** Begin **
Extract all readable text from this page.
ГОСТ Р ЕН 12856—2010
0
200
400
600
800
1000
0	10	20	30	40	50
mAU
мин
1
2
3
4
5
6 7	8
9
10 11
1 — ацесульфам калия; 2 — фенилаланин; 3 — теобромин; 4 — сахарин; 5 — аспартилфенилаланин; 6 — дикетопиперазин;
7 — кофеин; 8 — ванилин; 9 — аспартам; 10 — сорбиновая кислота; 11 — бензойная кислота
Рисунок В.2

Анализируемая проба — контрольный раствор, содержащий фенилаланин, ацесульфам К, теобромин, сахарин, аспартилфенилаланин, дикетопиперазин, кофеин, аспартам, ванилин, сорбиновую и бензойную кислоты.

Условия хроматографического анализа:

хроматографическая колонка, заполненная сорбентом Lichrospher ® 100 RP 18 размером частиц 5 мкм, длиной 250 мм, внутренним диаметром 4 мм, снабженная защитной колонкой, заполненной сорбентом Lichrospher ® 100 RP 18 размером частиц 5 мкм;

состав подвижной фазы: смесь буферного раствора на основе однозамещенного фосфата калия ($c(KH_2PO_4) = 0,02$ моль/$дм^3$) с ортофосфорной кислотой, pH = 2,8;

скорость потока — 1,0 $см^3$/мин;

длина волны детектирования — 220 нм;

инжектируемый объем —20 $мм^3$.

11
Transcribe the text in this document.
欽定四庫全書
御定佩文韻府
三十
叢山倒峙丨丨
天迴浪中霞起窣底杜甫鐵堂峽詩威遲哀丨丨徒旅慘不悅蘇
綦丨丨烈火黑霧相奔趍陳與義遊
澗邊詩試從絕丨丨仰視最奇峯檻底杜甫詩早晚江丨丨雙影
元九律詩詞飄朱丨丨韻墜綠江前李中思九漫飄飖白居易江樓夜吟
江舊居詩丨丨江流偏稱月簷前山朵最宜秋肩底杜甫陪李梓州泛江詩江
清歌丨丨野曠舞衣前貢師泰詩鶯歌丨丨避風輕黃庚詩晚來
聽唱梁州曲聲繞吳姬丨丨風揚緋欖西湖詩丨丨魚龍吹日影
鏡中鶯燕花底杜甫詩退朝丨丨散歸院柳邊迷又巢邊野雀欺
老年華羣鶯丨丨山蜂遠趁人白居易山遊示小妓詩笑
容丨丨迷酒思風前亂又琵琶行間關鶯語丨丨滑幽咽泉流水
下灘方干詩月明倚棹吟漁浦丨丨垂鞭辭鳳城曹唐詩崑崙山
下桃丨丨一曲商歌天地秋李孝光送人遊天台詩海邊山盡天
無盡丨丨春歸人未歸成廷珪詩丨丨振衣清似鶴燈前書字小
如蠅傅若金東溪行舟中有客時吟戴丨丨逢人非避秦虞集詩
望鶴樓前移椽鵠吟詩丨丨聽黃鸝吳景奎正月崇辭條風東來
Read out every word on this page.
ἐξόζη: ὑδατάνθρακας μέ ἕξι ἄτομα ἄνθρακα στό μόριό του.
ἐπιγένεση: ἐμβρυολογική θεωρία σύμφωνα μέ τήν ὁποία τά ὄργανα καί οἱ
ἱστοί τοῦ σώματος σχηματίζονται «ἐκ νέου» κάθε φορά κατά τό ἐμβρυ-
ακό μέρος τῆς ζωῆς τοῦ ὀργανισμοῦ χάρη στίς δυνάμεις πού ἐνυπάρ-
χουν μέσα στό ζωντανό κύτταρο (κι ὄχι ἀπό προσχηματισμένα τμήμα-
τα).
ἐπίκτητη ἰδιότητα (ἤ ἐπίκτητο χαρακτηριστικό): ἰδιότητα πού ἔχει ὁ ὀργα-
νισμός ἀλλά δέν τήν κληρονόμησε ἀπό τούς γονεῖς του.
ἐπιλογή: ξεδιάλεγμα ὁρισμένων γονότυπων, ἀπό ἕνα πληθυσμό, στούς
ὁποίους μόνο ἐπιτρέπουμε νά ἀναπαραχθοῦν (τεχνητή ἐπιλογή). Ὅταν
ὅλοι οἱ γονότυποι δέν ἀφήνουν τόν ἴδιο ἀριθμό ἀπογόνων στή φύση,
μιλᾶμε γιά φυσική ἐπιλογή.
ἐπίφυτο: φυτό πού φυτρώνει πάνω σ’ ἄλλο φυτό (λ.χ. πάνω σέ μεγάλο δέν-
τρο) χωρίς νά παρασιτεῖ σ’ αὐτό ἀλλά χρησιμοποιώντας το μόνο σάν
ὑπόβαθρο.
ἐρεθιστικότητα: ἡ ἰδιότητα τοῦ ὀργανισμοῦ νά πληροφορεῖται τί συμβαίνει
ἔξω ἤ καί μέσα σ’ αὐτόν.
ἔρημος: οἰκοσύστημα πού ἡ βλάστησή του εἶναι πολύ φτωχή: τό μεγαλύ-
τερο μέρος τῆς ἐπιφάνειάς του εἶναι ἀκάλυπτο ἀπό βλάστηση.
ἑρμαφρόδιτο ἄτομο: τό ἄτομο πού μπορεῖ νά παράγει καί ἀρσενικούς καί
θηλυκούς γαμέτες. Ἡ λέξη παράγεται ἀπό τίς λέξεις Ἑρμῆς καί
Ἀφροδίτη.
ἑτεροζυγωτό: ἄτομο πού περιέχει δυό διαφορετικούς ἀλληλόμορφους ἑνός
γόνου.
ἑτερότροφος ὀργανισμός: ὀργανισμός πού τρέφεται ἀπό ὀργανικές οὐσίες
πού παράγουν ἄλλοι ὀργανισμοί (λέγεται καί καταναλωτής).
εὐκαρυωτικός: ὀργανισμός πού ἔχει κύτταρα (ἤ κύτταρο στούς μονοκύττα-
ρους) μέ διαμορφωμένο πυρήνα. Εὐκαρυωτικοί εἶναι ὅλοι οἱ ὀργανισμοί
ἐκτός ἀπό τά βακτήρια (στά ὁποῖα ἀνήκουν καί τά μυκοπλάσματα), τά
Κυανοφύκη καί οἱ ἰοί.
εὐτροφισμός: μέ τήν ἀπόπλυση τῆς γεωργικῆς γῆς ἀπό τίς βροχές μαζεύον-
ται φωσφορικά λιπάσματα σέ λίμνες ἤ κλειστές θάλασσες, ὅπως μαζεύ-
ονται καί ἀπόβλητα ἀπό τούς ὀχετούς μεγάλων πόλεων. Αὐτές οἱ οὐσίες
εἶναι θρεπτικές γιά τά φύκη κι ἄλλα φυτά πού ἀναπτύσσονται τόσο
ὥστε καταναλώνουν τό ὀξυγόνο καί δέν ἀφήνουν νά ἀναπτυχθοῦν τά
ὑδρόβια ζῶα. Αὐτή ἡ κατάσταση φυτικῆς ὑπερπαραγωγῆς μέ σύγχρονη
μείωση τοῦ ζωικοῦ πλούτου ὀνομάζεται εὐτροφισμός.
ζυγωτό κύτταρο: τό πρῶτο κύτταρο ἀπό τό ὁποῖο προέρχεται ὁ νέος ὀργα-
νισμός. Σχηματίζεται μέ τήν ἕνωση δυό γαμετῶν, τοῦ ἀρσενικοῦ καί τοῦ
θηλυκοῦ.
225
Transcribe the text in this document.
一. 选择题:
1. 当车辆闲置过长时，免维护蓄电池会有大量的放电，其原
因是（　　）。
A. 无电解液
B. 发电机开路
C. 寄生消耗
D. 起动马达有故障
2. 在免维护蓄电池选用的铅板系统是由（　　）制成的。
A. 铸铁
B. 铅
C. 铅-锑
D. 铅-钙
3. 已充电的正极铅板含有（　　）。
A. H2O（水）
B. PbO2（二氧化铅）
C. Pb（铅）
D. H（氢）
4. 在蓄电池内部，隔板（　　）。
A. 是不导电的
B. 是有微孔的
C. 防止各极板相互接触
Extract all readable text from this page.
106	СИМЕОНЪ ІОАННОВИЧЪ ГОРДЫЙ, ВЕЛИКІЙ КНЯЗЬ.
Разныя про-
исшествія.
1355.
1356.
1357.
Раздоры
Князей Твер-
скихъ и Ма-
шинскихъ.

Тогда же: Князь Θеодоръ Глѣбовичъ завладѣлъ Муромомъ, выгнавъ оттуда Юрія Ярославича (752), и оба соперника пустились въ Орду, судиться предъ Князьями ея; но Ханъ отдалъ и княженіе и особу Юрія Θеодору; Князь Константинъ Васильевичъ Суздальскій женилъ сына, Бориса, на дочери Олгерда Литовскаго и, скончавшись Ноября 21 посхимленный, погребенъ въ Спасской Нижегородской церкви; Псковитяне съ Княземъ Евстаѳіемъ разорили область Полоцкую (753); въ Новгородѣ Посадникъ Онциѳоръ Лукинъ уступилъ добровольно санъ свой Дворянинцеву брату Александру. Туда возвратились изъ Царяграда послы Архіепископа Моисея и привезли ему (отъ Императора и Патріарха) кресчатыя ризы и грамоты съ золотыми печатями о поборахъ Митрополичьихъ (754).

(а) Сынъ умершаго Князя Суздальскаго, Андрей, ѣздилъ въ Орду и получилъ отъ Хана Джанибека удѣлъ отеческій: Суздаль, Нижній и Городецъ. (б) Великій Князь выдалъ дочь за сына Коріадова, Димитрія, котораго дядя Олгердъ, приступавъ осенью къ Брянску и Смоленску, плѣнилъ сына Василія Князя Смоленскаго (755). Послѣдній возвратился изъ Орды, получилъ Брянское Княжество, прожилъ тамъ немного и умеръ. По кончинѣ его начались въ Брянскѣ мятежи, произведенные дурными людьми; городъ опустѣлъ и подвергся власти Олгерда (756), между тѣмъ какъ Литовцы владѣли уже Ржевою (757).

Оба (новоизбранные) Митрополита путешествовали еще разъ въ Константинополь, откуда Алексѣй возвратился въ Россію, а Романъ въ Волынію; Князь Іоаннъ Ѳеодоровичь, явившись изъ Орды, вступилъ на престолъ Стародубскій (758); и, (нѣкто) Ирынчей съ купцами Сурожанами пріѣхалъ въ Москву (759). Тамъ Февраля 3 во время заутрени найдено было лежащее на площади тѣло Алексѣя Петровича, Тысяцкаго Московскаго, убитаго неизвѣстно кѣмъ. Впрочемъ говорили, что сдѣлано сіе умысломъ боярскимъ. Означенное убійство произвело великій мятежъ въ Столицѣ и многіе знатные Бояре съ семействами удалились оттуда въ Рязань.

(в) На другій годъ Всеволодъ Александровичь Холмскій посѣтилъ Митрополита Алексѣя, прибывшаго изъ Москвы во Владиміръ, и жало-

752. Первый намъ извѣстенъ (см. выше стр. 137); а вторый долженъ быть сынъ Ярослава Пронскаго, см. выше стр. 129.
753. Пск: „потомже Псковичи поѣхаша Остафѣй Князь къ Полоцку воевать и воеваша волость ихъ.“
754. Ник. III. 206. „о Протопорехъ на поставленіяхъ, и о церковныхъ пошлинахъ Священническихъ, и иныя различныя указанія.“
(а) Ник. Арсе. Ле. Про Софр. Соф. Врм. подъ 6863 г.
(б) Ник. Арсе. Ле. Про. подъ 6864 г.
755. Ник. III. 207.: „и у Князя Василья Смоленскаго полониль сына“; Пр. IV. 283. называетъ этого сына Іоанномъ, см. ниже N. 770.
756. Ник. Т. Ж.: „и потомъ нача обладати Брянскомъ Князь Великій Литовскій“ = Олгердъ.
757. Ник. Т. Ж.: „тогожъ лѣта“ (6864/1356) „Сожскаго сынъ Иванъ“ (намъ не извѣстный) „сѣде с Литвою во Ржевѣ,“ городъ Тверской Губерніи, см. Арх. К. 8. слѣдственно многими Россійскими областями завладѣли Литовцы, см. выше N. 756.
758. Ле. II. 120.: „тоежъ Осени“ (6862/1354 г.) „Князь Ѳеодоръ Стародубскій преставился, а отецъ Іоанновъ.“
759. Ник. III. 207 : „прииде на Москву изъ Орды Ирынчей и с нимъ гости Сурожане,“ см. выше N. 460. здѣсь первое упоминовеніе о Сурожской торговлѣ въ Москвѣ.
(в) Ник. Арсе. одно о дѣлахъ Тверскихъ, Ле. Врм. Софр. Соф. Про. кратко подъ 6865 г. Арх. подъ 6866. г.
** End **
Extract all lines that hold the word "намъ".

752. Первый намъ извѣстенъ (см. выше стр. 137); а вторый долженъ быть сынъ Ярослава Пронскаго, см. выше стр. 129.
757. Ник. Т. Ж.: „тогожъ лѣта“ (6864/1356) „Сожскаго сынъ Иванъ“ (намъ не извѣстный) „сѣде с Литвою во Ржевѣ,“ городъ Тверской Губерніи, см. Арх. К. 8. слѣдственно многими Россійскими областями завладѣли Литовцы, см. выше N. 756.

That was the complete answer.